» Task instructions: Look through the data below. Show each line where the string "content" occurs.

» Stored records:

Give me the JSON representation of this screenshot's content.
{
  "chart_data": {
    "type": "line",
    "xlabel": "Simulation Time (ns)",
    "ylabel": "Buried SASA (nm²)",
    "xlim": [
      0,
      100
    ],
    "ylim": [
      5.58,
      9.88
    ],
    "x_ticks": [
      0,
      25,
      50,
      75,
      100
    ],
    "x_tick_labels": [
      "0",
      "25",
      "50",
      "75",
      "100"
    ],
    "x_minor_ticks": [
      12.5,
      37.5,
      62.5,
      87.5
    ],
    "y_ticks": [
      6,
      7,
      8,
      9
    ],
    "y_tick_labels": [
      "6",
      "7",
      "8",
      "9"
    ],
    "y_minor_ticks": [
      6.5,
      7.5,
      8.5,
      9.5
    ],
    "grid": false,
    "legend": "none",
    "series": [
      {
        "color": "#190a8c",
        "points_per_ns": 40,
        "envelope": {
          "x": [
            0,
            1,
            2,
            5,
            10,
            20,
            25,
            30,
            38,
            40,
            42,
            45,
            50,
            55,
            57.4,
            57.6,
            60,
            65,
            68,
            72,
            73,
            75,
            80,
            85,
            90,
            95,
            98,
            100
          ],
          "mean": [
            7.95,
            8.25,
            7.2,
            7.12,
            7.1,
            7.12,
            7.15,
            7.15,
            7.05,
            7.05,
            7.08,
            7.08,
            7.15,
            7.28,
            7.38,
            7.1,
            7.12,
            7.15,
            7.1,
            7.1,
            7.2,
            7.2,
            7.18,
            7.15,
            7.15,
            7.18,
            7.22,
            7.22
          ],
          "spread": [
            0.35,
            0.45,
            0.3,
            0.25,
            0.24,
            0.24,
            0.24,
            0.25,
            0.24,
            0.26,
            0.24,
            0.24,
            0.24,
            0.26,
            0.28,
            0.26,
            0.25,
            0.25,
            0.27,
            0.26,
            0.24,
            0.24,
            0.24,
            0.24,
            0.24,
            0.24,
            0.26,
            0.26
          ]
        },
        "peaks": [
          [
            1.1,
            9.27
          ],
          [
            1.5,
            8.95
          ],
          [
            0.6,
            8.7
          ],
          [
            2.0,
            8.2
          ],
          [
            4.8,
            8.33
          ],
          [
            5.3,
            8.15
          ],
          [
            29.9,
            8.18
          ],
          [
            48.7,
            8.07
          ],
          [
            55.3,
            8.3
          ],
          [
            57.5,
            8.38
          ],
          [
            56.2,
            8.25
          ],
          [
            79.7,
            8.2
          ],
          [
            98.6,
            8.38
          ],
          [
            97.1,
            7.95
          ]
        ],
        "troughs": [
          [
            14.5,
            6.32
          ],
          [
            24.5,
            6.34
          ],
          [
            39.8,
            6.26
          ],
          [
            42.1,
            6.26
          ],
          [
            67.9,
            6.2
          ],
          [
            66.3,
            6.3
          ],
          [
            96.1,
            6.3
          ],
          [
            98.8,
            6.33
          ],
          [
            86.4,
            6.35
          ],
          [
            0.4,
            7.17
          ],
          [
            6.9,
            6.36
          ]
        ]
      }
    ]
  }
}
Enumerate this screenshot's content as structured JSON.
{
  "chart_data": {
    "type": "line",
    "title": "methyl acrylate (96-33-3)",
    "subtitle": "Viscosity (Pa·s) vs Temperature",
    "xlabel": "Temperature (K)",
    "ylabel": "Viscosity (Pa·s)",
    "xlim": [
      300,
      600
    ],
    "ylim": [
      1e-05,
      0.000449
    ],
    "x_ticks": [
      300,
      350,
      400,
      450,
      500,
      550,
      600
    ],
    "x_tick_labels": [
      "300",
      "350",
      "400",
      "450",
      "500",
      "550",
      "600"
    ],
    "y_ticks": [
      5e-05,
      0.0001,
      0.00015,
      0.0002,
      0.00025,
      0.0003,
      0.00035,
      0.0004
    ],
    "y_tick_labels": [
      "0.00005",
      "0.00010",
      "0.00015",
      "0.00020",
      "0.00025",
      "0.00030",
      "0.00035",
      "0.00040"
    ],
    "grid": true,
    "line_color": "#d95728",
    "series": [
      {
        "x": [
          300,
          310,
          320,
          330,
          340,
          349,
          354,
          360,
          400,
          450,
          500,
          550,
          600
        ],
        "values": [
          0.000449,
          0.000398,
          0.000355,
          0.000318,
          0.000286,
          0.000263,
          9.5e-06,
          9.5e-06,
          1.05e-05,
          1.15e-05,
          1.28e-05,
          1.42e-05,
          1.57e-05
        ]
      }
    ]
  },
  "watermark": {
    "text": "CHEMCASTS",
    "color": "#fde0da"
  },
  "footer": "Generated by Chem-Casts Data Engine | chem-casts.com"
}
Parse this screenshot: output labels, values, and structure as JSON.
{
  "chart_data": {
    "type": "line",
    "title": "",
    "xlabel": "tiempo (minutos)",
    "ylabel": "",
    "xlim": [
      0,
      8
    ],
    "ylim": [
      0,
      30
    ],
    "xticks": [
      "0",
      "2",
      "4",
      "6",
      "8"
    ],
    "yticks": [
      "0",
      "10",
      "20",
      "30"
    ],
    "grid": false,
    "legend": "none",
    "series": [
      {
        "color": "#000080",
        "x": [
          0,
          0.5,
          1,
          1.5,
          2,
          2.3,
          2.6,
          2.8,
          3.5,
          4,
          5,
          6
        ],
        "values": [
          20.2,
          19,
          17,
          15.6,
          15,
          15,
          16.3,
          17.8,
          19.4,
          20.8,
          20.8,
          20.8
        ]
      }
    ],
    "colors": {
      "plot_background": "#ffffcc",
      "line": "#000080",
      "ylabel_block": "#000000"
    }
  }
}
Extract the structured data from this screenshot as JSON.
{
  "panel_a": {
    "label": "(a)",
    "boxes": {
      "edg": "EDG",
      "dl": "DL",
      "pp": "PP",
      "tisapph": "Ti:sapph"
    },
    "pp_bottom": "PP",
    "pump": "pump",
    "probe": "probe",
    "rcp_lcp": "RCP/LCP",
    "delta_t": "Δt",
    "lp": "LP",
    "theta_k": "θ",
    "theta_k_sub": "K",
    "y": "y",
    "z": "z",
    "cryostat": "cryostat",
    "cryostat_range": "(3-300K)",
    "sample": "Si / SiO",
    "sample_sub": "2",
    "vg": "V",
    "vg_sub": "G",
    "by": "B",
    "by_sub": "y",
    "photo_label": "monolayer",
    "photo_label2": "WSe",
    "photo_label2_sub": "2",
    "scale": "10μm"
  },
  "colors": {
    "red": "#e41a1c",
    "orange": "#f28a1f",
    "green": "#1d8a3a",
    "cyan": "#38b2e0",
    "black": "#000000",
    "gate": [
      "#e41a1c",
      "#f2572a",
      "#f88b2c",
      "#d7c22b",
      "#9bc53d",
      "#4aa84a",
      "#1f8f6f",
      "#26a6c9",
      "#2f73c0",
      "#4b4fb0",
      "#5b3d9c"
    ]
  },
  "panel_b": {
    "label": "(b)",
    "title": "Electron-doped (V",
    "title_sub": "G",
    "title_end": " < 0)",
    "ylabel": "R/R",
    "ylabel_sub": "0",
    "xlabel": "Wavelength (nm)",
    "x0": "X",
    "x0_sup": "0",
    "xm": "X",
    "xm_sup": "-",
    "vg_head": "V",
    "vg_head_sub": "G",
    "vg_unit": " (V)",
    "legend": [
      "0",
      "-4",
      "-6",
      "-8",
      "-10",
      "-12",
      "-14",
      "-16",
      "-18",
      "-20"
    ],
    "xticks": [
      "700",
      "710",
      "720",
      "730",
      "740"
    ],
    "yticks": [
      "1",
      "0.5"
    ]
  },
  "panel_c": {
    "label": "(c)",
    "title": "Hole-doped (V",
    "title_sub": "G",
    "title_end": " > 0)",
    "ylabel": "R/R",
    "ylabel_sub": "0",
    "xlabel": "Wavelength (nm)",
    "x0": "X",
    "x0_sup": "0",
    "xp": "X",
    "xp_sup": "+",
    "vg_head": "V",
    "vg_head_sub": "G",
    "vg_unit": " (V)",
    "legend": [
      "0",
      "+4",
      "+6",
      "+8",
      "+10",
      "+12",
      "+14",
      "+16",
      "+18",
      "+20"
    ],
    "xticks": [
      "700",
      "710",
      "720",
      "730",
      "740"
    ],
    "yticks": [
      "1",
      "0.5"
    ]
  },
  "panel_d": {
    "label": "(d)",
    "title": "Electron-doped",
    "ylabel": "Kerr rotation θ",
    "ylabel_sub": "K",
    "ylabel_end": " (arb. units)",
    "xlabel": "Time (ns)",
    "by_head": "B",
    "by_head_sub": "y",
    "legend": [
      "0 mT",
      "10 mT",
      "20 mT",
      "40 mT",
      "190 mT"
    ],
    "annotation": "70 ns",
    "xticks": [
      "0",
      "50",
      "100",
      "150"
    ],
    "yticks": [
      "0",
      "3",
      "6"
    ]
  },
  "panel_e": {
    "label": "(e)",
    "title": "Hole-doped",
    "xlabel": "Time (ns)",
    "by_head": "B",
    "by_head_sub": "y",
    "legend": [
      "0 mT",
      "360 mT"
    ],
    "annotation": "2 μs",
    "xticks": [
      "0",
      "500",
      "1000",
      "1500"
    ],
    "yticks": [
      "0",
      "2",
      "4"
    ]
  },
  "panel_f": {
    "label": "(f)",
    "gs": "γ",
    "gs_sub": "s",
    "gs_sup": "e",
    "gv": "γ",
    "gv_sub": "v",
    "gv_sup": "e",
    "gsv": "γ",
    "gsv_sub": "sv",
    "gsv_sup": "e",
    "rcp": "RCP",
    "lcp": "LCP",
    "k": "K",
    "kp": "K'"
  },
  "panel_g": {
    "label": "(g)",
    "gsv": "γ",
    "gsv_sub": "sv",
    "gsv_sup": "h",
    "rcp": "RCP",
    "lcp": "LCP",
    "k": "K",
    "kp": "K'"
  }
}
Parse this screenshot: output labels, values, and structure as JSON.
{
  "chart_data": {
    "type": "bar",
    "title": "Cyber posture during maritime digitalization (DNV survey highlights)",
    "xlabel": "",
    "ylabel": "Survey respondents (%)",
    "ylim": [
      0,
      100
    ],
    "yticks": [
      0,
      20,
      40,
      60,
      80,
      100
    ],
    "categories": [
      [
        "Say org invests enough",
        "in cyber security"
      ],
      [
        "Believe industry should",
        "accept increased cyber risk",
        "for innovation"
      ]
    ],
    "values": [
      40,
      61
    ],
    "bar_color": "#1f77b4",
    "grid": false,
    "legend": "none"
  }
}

» Result of this task:
Give me the JSON representation of this screenshot's content.
Enumerate this screenshot's content as structured JSON.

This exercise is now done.